* **What to do**: Copy all lines holding the word "screenshot" from the entries.

* **Excerpted data**:
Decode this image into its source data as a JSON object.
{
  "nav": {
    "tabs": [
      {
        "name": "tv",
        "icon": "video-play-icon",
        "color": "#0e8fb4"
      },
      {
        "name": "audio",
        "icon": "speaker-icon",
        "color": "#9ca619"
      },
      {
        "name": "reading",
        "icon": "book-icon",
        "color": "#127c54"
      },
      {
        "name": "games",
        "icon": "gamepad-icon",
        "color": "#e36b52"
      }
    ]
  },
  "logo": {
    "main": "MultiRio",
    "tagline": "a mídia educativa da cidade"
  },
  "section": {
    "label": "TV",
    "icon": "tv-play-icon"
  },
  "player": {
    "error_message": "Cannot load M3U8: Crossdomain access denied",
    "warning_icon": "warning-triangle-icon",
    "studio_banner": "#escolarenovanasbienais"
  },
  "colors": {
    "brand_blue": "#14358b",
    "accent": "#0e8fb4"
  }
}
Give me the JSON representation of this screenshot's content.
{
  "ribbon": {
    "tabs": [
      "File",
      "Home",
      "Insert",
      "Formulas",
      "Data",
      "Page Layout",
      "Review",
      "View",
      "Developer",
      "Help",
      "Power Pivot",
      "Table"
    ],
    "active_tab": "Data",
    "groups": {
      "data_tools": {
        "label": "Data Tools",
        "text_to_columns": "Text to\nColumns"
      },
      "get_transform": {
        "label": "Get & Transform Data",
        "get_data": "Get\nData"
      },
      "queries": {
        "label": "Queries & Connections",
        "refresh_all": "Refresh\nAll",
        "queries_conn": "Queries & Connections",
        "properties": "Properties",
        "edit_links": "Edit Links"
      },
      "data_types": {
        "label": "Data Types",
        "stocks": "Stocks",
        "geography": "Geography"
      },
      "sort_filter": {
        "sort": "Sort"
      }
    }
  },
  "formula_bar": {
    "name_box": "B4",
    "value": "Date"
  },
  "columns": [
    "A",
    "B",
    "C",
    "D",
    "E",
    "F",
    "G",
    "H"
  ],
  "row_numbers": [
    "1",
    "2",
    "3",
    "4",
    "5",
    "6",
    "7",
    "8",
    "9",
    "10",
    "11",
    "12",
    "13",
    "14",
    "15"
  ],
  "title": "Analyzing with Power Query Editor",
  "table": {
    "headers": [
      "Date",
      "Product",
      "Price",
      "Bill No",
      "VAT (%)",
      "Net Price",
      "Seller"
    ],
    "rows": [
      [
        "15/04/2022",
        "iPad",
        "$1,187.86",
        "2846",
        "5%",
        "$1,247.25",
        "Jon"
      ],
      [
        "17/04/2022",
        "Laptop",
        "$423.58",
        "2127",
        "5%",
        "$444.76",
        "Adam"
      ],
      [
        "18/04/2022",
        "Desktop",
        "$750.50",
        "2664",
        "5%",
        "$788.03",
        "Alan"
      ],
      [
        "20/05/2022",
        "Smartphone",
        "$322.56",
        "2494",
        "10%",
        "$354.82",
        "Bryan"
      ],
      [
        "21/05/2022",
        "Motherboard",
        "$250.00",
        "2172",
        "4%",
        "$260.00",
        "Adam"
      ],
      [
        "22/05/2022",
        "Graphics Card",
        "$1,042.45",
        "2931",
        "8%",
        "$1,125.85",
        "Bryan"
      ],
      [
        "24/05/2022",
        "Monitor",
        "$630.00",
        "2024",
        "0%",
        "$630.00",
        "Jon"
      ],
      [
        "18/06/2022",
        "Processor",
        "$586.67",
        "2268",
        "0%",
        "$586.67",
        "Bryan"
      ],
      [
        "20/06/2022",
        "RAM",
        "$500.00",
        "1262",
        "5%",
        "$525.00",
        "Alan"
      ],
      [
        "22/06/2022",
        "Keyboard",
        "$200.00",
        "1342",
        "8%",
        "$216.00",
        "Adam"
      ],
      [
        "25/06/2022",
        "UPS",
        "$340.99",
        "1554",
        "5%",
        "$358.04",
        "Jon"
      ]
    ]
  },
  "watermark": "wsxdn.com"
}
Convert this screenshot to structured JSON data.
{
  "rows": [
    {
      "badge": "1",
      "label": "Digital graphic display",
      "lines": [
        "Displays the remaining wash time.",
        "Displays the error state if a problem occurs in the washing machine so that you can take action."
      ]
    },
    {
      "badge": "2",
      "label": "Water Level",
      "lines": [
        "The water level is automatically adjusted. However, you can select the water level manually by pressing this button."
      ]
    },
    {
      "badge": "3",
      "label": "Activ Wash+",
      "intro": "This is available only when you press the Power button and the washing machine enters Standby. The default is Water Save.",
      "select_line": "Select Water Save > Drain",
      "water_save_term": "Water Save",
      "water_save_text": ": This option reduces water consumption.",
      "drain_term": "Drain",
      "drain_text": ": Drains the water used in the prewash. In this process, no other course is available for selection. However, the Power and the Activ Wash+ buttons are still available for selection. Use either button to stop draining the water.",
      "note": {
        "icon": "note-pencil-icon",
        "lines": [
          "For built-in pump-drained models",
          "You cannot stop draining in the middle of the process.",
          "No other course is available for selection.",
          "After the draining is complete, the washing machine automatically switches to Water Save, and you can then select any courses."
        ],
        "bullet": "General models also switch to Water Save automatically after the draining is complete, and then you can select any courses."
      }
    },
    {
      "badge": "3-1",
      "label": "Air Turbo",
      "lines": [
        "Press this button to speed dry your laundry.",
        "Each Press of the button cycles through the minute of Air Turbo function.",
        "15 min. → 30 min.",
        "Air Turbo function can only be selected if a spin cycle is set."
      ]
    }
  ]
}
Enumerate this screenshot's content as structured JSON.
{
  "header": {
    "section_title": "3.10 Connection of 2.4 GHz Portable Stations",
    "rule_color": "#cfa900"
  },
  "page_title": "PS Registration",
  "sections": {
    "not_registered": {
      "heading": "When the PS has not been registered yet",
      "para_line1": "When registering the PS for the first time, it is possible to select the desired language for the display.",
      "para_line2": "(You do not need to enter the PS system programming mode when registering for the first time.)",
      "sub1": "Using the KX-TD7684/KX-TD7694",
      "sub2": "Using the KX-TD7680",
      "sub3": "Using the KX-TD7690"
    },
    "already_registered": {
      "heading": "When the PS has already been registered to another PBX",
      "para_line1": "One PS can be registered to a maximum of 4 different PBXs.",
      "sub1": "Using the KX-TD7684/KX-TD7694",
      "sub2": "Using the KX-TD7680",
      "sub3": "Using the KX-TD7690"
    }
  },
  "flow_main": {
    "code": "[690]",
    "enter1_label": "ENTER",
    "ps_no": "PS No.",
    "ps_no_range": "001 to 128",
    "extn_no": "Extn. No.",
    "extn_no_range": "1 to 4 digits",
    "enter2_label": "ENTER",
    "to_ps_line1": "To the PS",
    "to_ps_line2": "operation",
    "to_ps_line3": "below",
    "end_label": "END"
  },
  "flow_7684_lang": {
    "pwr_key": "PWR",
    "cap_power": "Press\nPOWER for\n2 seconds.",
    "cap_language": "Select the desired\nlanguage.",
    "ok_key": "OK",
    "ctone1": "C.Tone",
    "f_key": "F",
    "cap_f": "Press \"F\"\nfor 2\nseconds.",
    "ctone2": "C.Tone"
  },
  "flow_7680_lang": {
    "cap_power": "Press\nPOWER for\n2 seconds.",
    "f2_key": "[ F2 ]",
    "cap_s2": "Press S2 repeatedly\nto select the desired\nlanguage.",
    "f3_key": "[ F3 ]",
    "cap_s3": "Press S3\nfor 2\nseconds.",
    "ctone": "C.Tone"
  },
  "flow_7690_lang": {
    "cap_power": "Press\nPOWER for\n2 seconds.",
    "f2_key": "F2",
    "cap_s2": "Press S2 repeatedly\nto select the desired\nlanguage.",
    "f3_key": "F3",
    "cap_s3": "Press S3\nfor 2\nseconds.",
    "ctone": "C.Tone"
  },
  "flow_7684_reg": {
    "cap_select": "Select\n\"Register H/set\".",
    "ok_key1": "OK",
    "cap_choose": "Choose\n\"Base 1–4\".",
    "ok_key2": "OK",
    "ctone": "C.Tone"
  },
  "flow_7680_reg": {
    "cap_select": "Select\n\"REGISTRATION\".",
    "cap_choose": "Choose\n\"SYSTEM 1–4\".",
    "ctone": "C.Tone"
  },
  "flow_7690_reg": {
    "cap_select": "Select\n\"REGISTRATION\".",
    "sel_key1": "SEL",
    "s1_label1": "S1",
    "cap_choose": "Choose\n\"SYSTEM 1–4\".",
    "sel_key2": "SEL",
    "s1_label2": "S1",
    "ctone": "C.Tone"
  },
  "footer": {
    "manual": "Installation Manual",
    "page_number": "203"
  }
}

* **Response**:
Give me the JSON representation of this screenshot's content.
Convert this screenshot to structured JSON data.
Enumerate this screenshot's content as structured JSON.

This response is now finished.